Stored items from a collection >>
━━━━━━
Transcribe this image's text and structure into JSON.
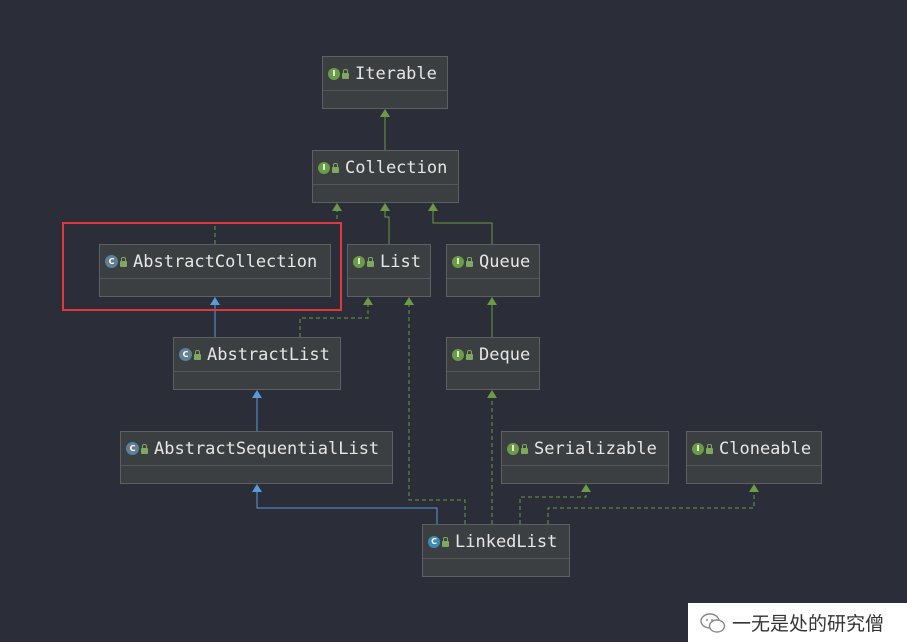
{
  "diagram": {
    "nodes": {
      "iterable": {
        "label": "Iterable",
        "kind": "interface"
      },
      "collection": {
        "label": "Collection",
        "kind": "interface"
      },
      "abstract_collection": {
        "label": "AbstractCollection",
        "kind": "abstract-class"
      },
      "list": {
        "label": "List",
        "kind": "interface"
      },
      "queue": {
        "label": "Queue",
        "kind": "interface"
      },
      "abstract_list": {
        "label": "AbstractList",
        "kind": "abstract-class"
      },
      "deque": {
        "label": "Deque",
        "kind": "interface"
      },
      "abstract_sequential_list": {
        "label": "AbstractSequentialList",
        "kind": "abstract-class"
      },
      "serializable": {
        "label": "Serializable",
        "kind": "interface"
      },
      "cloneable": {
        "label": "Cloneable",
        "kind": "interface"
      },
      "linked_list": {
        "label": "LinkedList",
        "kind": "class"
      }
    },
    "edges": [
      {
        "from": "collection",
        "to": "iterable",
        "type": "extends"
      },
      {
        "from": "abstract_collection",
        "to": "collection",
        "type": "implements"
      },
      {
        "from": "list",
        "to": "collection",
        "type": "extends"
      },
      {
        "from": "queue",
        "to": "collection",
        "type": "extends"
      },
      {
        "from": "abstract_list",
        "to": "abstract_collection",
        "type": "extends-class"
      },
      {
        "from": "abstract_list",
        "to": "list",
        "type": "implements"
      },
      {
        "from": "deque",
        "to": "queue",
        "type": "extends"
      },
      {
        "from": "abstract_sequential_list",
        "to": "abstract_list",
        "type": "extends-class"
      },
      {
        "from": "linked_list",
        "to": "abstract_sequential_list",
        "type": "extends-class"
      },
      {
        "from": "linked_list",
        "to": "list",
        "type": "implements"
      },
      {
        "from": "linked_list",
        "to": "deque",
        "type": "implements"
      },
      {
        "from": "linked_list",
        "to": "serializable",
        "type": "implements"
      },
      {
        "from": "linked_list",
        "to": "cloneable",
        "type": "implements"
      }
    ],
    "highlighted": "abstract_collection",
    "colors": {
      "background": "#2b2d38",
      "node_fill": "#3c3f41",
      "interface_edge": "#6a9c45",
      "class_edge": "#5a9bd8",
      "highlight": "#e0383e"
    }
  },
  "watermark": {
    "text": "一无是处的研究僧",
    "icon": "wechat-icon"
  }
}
━━━━━━
Problem >> The pictures should not appear in the copy; every other part of the records above must be returned exactly.

Task solution >>
Transcribe this image's text and structure into JSON.
{
  "diagram": {
    "nodes": {
      "iterable": {
        "label": "Iterable",
        "kind": "interface"
      },
      "collection": {
        "label": "Collection",
        "kind": "interface"
      },
      "abstract_collection": {
        "label": "AbstractCollection",
        "kind": "abstract-class"
      },
      "list": {
        "label": "List",
        "kind": "interface"
      },
      "queue": {
        "label": "Queue",
        "kind": "interface"
      },
      "abstract_list": {
        "label": "AbstractList",
        "kind": "abstract-class"
      },
      "deque": {
        "label": "Deque",
        "kind": "interface"
      },
      "abstract_sequential_list": {
        "label": "AbstractSequentialList",
        "kind": "abstract-class"
      },
      "serializable": {
        "label": "Serializable",
        "kind": "interface"
      },
      "cloneable": {
        "label": "Cloneable",
        "kind": "interface"
      },
      "linked_list": {
        "label": "LinkedList",
        "kind": "class"
      }
    },
    "edges": [
      {
        "from": "collection",
        "to": "iterable",
        "type": "extends"
      },
      {
        "from": "abstract_collection",
        "to": "collection",
        "type": "implements"
      },
      {
        "from": "list",
        "to": "collection",
        "type": "extends"
      },
      {
        "from": "queue",
        "to": "collection",
        "type": "extends"
      },
      {
        "from": "abstract_list",
        "to": "abstract_collection",
        "type": "extends-class"
      },
      {
        "from": "abstract_list",
        "to": "list",
        "type": "implements"
      },
      {
        "from": "deque",
        "to": "queue",
        "type": "extends"
      },
      {
        "from": "abstract_sequential_list",
        "to": "abstract_list",
        "type": "extends-class"
      },
      {
        "from": "linked_list",
        "to": "abstract_sequential_list",
        "type": "extends-class"
      },
      {
        "from": "linked_list",
        "to": "list",
        "type": "implements"
      },
      {
        "from": "linked_list",
        "to": "deque",
        "type": "implements"
      },
      {
        "from": "linked_list",
        "to": "serializable",
        "type": "implements"
      },
      {
        "from": "linked_list",
        "to": "cloneable",
        "type": "implements"
      }
    ],
    "highlighted": "abstract_collection",
    "colors": {
      "background": "#2b2d38",
      "node_fill": "#3c3f41",
      "interface_edge": "#6a9c45",
      "class_edge": "#5a9bd8",
      "highlight": "#e0383e"
    }
  },
  "watermark": {
    "text": "一无是处的研究僧",
    "icon": "wechat-icon"
  }
}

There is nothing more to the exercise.